====== Recorded data ======

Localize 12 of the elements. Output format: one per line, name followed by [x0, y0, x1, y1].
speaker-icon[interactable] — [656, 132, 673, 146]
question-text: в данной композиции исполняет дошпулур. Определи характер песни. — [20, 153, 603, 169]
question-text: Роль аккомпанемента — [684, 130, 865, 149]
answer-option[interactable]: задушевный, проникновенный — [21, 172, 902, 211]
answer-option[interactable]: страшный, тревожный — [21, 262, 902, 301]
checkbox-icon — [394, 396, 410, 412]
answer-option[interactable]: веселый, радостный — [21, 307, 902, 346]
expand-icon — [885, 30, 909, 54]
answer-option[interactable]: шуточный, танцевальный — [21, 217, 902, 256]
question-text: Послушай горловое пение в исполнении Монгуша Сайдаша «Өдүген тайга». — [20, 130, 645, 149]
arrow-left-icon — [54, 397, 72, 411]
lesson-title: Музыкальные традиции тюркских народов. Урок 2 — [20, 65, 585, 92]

======
====== Recorded data ======

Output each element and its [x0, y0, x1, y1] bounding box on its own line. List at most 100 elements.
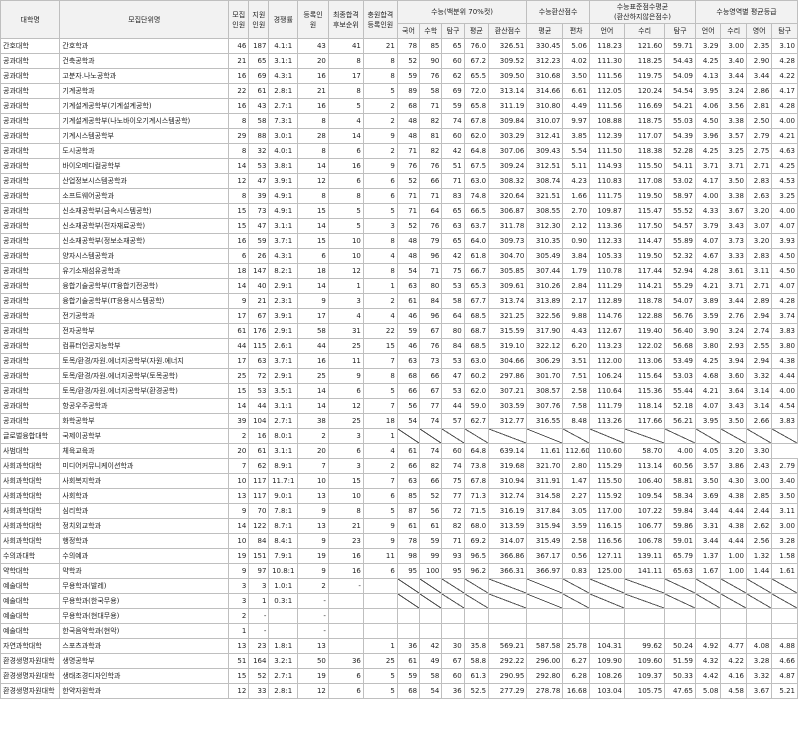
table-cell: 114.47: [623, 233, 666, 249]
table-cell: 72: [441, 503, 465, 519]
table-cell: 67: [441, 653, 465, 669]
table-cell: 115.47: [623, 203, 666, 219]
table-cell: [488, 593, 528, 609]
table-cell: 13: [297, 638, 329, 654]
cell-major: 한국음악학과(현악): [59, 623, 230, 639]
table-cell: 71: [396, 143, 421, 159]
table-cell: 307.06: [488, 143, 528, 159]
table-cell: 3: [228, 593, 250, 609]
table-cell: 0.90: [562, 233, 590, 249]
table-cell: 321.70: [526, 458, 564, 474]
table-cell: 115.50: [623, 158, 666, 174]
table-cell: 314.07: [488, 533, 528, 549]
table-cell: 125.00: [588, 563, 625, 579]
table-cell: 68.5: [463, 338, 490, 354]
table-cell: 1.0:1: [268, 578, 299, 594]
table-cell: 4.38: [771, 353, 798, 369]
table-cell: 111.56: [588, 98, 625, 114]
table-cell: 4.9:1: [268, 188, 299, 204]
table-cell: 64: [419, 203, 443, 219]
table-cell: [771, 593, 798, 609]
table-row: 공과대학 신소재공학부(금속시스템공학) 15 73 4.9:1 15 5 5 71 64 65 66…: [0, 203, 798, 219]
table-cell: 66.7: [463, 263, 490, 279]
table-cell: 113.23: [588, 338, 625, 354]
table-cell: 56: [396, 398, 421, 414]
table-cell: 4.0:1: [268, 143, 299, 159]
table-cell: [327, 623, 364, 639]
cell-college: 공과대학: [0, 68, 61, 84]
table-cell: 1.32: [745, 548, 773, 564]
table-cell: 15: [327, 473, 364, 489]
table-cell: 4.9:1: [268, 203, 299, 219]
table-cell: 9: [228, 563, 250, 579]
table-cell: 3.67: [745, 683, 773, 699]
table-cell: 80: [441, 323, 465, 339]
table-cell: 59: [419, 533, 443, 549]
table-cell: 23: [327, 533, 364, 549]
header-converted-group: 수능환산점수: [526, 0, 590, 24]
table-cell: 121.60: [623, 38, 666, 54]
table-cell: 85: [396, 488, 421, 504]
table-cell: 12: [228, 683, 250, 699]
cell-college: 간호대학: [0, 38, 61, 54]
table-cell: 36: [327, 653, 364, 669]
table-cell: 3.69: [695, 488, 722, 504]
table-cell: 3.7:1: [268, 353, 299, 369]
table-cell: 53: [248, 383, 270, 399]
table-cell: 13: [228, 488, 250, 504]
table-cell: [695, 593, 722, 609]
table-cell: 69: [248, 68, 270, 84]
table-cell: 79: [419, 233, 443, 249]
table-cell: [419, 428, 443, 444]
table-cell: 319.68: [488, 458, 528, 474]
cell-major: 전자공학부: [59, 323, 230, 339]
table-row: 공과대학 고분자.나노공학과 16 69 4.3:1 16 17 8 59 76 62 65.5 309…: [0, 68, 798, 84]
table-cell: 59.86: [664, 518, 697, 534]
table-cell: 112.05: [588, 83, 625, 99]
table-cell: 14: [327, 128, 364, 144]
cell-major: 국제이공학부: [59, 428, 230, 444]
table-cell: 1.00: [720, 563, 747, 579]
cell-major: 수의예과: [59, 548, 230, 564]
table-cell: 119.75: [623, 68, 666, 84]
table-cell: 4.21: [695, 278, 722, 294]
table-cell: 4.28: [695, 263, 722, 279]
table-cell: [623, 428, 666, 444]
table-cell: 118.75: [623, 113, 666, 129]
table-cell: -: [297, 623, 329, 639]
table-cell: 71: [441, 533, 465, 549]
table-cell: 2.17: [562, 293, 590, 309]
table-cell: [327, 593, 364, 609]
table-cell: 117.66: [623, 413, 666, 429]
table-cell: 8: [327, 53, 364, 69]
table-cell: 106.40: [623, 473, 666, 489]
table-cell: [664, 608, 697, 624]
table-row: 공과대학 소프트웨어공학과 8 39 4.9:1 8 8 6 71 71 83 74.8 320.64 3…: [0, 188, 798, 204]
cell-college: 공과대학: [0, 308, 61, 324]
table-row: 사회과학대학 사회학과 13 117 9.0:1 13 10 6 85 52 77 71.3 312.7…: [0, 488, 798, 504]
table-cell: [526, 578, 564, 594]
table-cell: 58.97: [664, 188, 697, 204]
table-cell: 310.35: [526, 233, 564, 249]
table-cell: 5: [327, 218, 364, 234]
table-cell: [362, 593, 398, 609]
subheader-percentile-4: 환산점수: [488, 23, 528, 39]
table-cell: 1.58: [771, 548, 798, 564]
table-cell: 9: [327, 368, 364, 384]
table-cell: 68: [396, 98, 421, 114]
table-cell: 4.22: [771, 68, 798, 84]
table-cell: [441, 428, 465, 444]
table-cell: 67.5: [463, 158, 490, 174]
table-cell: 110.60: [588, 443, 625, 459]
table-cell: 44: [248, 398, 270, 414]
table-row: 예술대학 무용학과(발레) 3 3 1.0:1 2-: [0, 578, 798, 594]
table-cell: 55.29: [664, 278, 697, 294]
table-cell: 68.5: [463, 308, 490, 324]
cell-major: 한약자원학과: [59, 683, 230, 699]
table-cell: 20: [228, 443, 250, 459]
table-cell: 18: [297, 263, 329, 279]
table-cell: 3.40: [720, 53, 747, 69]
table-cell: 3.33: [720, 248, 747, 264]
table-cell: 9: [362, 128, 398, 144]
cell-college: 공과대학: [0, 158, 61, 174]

======

Report every line of the entries above that contains the word "elements", copying each line in full. Case counts, so a match must have the same capitalization.

• **Task response**:
Localize 12 of the elements. Output format: one per line, name followed by [x0, y0, x1, y1].
Output each element and its [x0, y0, x1, y1] bounding box on its own line. List at most 100 elements.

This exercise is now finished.